▸ **Stated problem**
Write out the whole listing exactly as it stands.
-- Data supplied start --
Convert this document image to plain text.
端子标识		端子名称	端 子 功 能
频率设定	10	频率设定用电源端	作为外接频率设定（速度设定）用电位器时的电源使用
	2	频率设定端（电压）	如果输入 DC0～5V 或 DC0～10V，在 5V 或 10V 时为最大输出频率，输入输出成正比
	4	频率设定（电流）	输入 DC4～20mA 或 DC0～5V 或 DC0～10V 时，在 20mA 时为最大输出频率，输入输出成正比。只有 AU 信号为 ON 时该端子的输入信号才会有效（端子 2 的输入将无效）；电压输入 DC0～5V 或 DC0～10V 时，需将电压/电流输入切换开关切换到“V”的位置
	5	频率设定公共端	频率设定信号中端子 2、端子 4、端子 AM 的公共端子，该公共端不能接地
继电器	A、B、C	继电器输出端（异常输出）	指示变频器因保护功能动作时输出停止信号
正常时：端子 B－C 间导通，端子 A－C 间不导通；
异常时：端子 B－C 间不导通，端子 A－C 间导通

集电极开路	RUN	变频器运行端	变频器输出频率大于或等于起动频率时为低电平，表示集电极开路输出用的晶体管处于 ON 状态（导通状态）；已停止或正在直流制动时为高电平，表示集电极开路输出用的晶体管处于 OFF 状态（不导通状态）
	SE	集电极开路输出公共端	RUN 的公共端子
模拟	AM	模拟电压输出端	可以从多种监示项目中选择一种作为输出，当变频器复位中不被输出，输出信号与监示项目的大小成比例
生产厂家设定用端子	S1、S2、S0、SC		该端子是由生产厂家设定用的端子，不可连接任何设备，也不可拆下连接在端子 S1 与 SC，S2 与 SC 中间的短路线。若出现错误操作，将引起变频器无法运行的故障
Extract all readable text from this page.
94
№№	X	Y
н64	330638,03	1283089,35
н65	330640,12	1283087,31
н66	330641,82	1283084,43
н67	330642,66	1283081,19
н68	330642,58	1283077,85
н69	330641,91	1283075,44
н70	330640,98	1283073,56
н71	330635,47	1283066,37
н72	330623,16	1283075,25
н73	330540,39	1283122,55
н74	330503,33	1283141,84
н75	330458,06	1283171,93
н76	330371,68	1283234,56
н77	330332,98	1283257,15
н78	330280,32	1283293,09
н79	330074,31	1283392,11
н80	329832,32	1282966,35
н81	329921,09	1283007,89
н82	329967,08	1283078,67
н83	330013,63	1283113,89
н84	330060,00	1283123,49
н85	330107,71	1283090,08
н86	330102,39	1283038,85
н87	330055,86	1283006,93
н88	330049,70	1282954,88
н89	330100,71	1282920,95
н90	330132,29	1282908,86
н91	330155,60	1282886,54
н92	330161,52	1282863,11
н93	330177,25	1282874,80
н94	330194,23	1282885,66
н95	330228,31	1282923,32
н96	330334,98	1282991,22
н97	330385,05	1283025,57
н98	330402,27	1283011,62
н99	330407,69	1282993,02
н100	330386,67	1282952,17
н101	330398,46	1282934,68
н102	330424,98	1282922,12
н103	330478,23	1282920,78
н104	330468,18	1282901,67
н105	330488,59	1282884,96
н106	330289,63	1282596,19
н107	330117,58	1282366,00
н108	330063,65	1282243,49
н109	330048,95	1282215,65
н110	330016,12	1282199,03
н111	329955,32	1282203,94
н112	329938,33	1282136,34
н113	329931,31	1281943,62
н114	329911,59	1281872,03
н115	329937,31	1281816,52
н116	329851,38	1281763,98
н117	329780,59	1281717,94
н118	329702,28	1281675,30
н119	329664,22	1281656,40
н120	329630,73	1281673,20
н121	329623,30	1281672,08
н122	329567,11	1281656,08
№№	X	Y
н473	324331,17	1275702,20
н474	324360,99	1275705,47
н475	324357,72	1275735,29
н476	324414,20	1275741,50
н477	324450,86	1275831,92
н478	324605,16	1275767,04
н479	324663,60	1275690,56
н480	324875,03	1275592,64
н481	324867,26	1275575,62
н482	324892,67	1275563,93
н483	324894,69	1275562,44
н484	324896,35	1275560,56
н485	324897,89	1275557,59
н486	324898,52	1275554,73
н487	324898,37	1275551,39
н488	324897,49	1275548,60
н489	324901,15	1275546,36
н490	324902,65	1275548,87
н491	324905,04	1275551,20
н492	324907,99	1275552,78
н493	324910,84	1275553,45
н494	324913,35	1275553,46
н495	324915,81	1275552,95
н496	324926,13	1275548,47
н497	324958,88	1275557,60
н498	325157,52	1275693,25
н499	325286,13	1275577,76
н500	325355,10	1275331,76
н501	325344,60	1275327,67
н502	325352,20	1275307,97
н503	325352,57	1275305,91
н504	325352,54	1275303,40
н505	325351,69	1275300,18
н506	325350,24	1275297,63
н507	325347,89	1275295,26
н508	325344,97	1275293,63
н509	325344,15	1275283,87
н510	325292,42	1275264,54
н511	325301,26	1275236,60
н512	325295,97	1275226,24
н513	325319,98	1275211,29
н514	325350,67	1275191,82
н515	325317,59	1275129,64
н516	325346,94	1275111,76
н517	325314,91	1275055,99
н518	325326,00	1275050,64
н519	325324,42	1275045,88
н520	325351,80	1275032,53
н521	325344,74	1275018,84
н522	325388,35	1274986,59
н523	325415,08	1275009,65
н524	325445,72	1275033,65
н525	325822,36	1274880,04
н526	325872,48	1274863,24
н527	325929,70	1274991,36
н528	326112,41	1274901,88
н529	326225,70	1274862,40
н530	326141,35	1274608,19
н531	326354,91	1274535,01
-- Data supplied end --
▸ **In response**
Convert this document image to plain text.
端子标识		端子名称	端 子 功 能
频率设定	10	频率设定用电源端	作为外接频率设定（速度设定）用电位器时的电源使用
	2	频率设定端（电压）	如果输入 DC0～5V 或 DC0～10V，在 5V 或 10V 时为最大输出频率，输入输出成正比
	4	频率设定（电流）	输入 DC4～20mA 或 DC0～5V 或 DC0～10V 时，在 20mA 时为最大输出频率，输入输出成正比。只有 AU 信号为 ON 时该端子的输入信号才会有效（端子 2 的输入将无效）；电压输入 DC0～5V 或 DC0～10V 时，需将电压/电流输入切换开关切换到“V”的位置
	5	频率设定公共端	频率设定信号中端子 2、端子 4、端子 AM 的公共端子，该公共端不能接地
继电器	A、B、C	继电器输出端（异常输出）	指示变频器因保护功能动作时输出停止信号
正常时：端子 B－C 间导通，端子 A－C 间不导通；
异常时：端子 B－C 间不导通，端子 A－C 间导通

集电极开路	RUN	变频器运行端	变频器输出频率大于或等于起动频率时为低电平，表示集电极开路输出用的晶体管处于 ON 状态（导通状态）；已停止或正在直流制动时为高电平，表示集电极开路输出用的晶体管处于 OFF 状态（不导通状态）
	SE	集电极开路输出公共端	RUN 的公共端子
模拟	AM	模拟电压输出端	可以从多种监示项目中选择一种作为输出，当变频器复位中不被输出，输出信号与监示项目的大小成比例
生产厂家设定用端子	S1、S2、S0、SC		该端子是由生产厂家设定用的端子，不可连接任何设备，也不可拆下连接在端子 S1 与 SC，S2 与 SC 中间的短路线。若出现错误操作，将引起变频器无法运行的故障
Extract all readable text from this page.
94
№№	X	Y
н64	330638,03	1283089,35
н65	330640,12	1283087,31
н66	330641,82	1283084,43
н67	330642,66	1283081,19
н68	330642,58	1283077,85
н69	330641,91	1283075,44
н70	330640,98	1283073,56
н71	330635,47	1283066,37
н72	330623,16	1283075,25
н73	330540,39	1283122,55
н74	330503,33	1283141,84
н75	330458,06	1283171,93
н76	330371,68	1283234,56
н77	330332,98	1283257,15
н78	330280,32	1283293,09
н79	330074,31	1283392,11
н80	329832,32	1282966,35
н81	329921,09	1283007,89
н82	329967,08	1283078,67
н83	330013,63	1283113,89
н84	330060,00	1283123,49
н85	330107,71	1283090,08
н86	330102,39	1283038,85
н87	330055,86	1283006,93
н88	330049,70	1282954,88
н89	330100,71	1282920,95
н90	330132,29	1282908,86
н91	330155,60	1282886,54
н92	330161,52	1282863,11
н93	330177,25	1282874,80
н94	330194,23	1282885,66
н95	330228,31	1282923,32
н96	330334,98	1282991,22
н97	330385,05	1283025,57
н98	330402,27	1283011,62
н99	330407,69	1282993,02
н100	330386,67	1282952,17
н101	330398,46	1282934,68
н102	330424,98	1282922,12
н103	330478,23	1282920,78
н104	330468,18	1282901,67
н105	330488,59	1282884,96
н106	330289,63	1282596,19
н107	330117,58	1282366,00
н108	330063,65	1282243,49
н109	330048,95	1282215,65
н110	330016,12	1282199,03
н111	329955,32	1282203,94
н112	329938,33	1282136,34
н113	329931,31	1281943,62
н114	329911,59	1281872,03
н115	329937,31	1281816,52
н116	329851,38	1281763,98
н117	329780,59	1281717,94
н118	329702,28	1281675,30
н119	329664,22	1281656,40
н120	329630,73	1281673,20
н121	329623,30	1281672,08
н122	329567,11	1281656,08
№№	X	Y
н473	324331,17	1275702,20
н474	324360,99	1275705,47
н475	324357,72	1275735,29
н476	324414,20	1275741,50
н477	324450,86	1275831,92
н478	324605,16	1275767,04
н479	324663,60	1275690,56
н480	324875,03	1275592,64
н481	324867,26	1275575,62
н482	324892,67	1275563,93
н483	324894,69	1275562,44
н484	324896,35	1275560,56
н485	324897,89	1275557,59
н486	324898,52	1275554,73
н487	324898,37	1275551,39
н488	324897,49	1275548,60
н489	324901,15	1275546,36
н490	324902,65	1275548,87
н491	324905,04	1275551,20
н492	324907,99	1275552,78
н493	324910,84	1275553,45
н494	324913,35	1275553,46
н495	324915,81	1275552,95
н496	324926,13	1275548,47
н497	324958,88	1275557,60
н498	325157,52	1275693,25
н499	325286,13	1275577,76
н500	325355,10	1275331,76
н501	325344,60	1275327,67
н502	325352,20	1275307,97
н503	325352,57	1275305,91
н504	325352,54	1275303,40
н505	325351,69	1275300,18
н506	325350,24	1275297,63
н507	325347,89	1275295,26
н508	325344,97	1275293,63
н509	325344,15	1275283,87
н510	325292,42	1275264,54
н511	325301,26	1275236,60
н512	325295,97	1275226,24
н513	325319,98	1275211,29
н514	325350,67	1275191,82
н515	325317,59	1275129,64
н516	325346,94	1275111,76
н517	325314,91	1275055,99
н518	325326,00	1275050,64
н519	325324,42	1275045,88
н520	325351,80	1275032,53
н521	325344,74	1275018,84
н522	325388,35	1274986,59
н523	325415,08	1275009,65
н524	325445,72	1275033,65
н525	325822,36	1274880,04
н526	325872,48	1274863,24
н527	325929,70	1274991,36
н528	326112,41	1274901,88
н529	326225,70	1274862,40
н530	326141,35	1274608,19
н531	326354,91	1274535,01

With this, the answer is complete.